What you have to do
Beneath this task is a listing; retype all of it exactly.

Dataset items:
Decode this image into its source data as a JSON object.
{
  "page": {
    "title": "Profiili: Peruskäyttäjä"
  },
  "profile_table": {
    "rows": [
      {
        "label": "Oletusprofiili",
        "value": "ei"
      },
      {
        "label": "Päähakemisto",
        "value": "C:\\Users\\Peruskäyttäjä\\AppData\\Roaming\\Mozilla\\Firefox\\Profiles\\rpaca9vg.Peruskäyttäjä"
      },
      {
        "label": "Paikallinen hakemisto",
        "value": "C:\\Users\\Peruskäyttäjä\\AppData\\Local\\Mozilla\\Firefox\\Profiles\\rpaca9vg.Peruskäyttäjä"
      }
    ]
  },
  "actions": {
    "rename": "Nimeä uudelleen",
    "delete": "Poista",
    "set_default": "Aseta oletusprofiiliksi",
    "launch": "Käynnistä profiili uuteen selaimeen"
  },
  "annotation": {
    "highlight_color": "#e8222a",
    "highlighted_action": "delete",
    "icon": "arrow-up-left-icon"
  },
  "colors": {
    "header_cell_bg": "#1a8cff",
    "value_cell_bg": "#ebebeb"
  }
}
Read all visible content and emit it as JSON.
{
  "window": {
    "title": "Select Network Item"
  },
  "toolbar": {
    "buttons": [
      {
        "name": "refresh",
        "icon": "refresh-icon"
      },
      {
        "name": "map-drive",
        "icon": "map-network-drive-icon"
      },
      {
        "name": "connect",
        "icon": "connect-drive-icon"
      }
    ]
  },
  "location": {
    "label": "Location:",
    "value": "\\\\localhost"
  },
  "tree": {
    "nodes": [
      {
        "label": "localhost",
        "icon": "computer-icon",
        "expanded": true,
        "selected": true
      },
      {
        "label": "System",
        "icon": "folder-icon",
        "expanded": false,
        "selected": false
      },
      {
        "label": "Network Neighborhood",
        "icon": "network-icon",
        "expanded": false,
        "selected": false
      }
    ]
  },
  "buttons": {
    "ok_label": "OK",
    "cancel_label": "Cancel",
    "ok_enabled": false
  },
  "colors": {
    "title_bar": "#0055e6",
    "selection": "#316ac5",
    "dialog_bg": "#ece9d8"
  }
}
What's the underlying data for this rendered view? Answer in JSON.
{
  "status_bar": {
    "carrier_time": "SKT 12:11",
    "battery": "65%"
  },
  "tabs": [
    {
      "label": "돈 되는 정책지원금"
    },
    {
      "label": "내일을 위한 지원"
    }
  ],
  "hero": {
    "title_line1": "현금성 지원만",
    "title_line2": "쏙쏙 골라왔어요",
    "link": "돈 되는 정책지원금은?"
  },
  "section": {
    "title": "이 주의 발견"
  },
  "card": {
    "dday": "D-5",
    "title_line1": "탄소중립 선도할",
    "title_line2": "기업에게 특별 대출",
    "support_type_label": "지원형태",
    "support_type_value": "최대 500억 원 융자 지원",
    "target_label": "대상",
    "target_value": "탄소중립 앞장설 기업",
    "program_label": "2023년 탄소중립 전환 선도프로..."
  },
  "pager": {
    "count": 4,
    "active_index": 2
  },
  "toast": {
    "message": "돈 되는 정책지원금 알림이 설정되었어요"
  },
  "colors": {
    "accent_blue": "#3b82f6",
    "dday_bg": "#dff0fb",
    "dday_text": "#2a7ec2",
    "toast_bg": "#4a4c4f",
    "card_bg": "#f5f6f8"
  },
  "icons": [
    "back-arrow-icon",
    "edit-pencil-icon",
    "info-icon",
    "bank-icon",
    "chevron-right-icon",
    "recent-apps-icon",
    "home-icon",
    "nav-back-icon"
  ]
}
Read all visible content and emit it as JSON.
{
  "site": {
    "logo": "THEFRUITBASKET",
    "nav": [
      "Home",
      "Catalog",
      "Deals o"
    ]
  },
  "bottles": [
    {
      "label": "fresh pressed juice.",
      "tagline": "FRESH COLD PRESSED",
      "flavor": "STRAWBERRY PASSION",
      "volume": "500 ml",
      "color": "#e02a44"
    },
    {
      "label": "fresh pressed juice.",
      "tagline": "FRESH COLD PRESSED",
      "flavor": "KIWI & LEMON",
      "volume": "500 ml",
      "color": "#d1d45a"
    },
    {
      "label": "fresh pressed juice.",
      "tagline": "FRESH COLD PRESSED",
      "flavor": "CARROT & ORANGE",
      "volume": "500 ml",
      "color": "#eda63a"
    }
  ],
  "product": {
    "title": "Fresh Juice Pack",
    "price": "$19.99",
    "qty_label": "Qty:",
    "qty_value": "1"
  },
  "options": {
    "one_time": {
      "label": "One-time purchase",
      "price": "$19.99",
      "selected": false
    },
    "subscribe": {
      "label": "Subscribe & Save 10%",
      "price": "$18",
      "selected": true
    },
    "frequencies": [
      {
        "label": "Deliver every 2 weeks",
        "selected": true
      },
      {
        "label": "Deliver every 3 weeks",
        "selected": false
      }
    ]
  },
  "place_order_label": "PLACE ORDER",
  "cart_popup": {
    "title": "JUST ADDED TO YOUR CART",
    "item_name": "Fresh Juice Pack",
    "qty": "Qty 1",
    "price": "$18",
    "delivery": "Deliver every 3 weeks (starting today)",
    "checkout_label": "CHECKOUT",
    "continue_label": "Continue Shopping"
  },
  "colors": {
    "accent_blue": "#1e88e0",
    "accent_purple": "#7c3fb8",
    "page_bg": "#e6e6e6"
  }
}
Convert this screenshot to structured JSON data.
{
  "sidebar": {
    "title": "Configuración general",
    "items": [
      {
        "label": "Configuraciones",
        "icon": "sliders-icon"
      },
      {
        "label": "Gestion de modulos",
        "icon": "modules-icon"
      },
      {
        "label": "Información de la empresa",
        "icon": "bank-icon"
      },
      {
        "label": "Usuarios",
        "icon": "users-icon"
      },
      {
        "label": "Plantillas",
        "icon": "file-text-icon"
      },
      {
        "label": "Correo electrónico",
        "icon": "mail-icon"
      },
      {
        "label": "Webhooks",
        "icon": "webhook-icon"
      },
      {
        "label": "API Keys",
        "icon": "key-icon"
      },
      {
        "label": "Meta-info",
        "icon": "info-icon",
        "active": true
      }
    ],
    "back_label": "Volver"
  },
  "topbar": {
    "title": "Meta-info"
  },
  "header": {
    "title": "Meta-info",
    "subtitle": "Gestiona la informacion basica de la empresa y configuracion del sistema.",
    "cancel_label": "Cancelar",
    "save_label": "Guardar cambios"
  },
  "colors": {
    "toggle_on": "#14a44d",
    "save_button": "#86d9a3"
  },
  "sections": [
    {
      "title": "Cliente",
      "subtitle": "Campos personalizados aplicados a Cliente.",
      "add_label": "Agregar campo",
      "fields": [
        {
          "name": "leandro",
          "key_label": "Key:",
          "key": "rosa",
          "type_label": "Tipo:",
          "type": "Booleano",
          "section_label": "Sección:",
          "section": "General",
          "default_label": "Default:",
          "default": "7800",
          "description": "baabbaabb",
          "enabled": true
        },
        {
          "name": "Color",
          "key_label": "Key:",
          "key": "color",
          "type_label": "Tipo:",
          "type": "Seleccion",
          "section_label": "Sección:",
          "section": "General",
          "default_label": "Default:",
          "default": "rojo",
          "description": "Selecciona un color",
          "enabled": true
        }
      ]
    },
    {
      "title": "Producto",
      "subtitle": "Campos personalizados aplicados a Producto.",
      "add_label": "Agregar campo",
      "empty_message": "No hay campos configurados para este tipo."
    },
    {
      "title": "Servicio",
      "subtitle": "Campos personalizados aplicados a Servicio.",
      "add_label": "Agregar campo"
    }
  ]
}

Finished exercise
Decode this image into its source data as a JSON object.
{
  "page": {
    "title": "Profiili: Peruskäyttäjä"
  },
  "profile_table": {
    "rows": [
      {
        "label": "Oletusprofiili",
        "value": "ei"
      },
      {
        "label": "Päähakemisto",
        "value": "C:\\Users\\Peruskäyttäjä\\AppData\\Roaming\\Mozilla\\Firefox\\Profiles\\rpaca9vg.Peruskäyttäjä"
      },
      {
        "label": "Paikallinen hakemisto",
        "value": "C:\\Users\\Peruskäyttäjä\\AppData\\Local\\Mozilla\\Firefox\\Profiles\\rpaca9vg.Peruskäyttäjä"
      }
    ]
  },
  "actions": {
    "rename": "Nimeä uudelleen",
    "delete": "Poista",
    "set_default": "Aseta oletusprofiiliksi",
    "launch": "Käynnistä profiili uuteen selaimeen"
  },
  "annotation": {
    "highlight_color": "#e8222a",
    "highlighted_action": "delete",
    "icon": "arrow-up-left-icon"
  },
  "colors": {
    "header_cell_bg": "#1a8cff",
    "value_cell_bg": "#ebebeb"
  }
}
Read all visible content and emit it as JSON.
{
  "window": {
    "title": "Select Network Item"
  },
  "toolbar": {
    "buttons": [
      {
        "name": "refresh",
        "icon": "refresh-icon"
      },
      {
        "name": "map-drive",
        "icon": "map-network-drive-icon"
      },
      {
        "name": "connect",
        "icon": "connect-drive-icon"
      }
    ]
  },
  "location": {
    "label": "Location:",
    "value": "\\\\localhost"
  },
  "tree": {
    "nodes": [
      {
        "label": "localhost",
        "icon": "computer-icon",
        "expanded": true,
        "selected": true
      },
      {
        "label": "System",
        "icon": "folder-icon",
        "expanded": false,
        "selected": false
      },
      {
        "label": "Network Neighborhood",
        "icon": "network-icon",
        "expanded": false,
        "selected": false
      }
    ]
  },
  "buttons": {
    "ok_label": "OK",
    "cancel_label": "Cancel",
    "ok_enabled": false
  },
  "colors": {
    "title_bar": "#0055e6",
    "selection": "#316ac5",
    "dialog_bg": "#ece9d8"
  }
}
What's the underlying data for this rendered view? Answer in JSON.
{
  "status_bar": {
    "carrier_time": "SKT 12:11",
    "battery": "65%"
  },
  "tabs": [
    {
      "label": "돈 되는 정책지원금"
    },
    {
      "label": "내일을 위한 지원"
    }
  ],
  "hero": {
    "title_line1": "현금성 지원만",
    "title_line2": "쏙쏙 골라왔어요",
    "link": "돈 되는 정책지원금은?"
  },
  "section": {
    "title": "이 주의 발견"
  },
  "card": {
    "dday": "D-5",
    "title_line1": "탄소중립 선도할",
    "title_line2": "기업에게 특별 대출",
    "support_type_label": "지원형태",
    "support_type_value": "최대 500억 원 융자 지원",
    "target_label": "대상",
    "target_value": "탄소중립 앞장설 기업",
    "program_label": "2023년 탄소중립 전환 선도프로..."
  },
  "pager": {
    "count": 4,
    "active_index": 2
  },
  "toast": {
    "message": "돈 되는 정책지원금 알림이 설정되었어요"
  },
  "colors": {
    "accent_blue": "#3b82f6",
    "dday_bg": "#dff0fb",
    "dday_text": "#2a7ec2",
    "toast_bg": "#4a4c4f",
    "card_bg": "#f5f6f8"
  },
  "icons": [
    "back-arrow-icon",
    "edit-pencil-icon",
    "info-icon",
    "bank-icon",
    "chevron-right-icon",
    "recent-apps-icon",
    "home-icon",
    "nav-back-icon"
  ]
}
Read all visible content and emit it as JSON.
{
  "site": {
    "logo": "THEFRUITBASKET",
    "nav": [
      "Home",
      "Catalog",
      "Deals o"
    ]
  },
  "bottles": [
    {
      "label": "fresh pressed juice.",
      "tagline": "FRESH COLD PRESSED",
      "flavor": "STRAWBERRY PASSION",
      "volume": "500 ml",
      "color": "#e02a44"
    },
    {
      "label": "fresh pressed juice.",
      "tagline": "FRESH COLD PRESSED",
      "flavor": "KIWI & LEMON",
      "volume": "500 ml",
      "color": "#d1d45a"
    },
    {
      "label": "fresh pressed juice.",
      "tagline": "FRESH COLD PRESSED",
      "flavor": "CARROT & ORANGE",
      "volume": "500 ml",
      "color": "#eda63a"
    }
  ],
  "product": {
    "title": "Fresh Juice Pack",
    "price": "$19.99",
    "qty_label": "Qty:",
    "qty_value": "1"
  },
  "options": {
    "one_time": {
      "label": "One-time purchase",
      "price": "$19.99",
      "selected": false
    },
    "subscribe": {
      "label": "Subscribe & Save 10%",
      "price": "$18",
      "selected": true
    },
    "frequencies": [
      {
        "label": "Deliver every 2 weeks",
        "selected": true
      },
      {
        "label": "Deliver every 3 weeks",
        "selected": false
      }
    ]
  },
  "place_order_label": "PLACE ORDER",
  "cart_popup": {
    "title": "JUST ADDED TO YOUR CART",
    "item_name": "Fresh Juice Pack",
    "qty": "Qty 1",
    "price": "$18",
    "delivery": "Deliver every 3 weeks (starting today)",
    "checkout_label": "CHECKOUT",
    "continue_label": "Continue Shopping"
  },
  "colors": {
    "accent_blue": "#1e88e0",
    "accent_purple": "#7c3fb8",
    "page_bg": "#e6e6e6"
  }
}
Convert this screenshot to structured JSON data.
{
  "sidebar": {
    "title": "Configuración general",
    "items": [
      {
        "label": "Configuraciones",
        "icon": "sliders-icon"
      },
      {
        "label": "Gestion de modulos",
        "icon": "modules-icon"
      },
      {
        "label": "Información de la empresa",
        "icon": "bank-icon"
      },
      {
        "label": "Usuarios",
        "icon": "users-icon"
      },
      {
        "label": "Plantillas",
        "icon": "file-text-icon"
      },
      {
        "label": "Correo electrónico",
        "icon": "mail-icon"
      },
      {
        "label": "Webhooks",
        "icon": "webhook-icon"
      },
      {
        "label": "API Keys",
        "icon": "key-icon"
      },
      {
        "label": "Meta-info",
        "icon": "info-icon",
        "active": true
      }
    ],
    "back_label": "Volver"
  },
  "topbar": {
    "title": "Meta-info"
  },
  "header": {
    "title": "Meta-info",
    "subtitle": "Gestiona la informacion basica de la empresa y configuracion del sistema.",
    "cancel_label": "Cancelar",
    "save_label": "Guardar cambios"
  },
  "colors": {
    "toggle_on": "#14a44d",
    "save_button": "#86d9a3"
  },
  "sections": [
    {
      "title": "Cliente",
      "subtitle": "Campos personalizados aplicados a Cliente.",
      "add_label": "Agregar campo",
      "fields": [
        {
          "name": "leandro",
          "key_label": "Key:",
          "key": "rosa",
          "type_label": "Tipo:",
          "type": "Booleano",
          "section_label": "Sección:",
          "section": "General",
          "default_label": "Default:",
          "default": "7800",
          "description": "baabbaabb",
          "enabled": true
        },
        {
          "name": "Color",
          "key_label": "Key:",
          "key": "color",
          "type_label": "Tipo:",
          "type": "Seleccion",
          "section_label": "Sección:",
          "section": "General",
          "default_label": "Default:",
          "default": "rojo",
          "description": "Selecciona un color",
          "enabled": true
        }
      ]
    },
    {
      "title": "Producto",
      "subtitle": "Campos personalizados aplicados a Producto.",
      "add_label": "Agregar campo",
      "empty_message": "No hay campos configurados para este tipo."
    },
    {
      "title": "Servicio",
      "subtitle": "Campos personalizados aplicados a Servicio.",
      "add_label": "Agregar campo"
    }
  ]
}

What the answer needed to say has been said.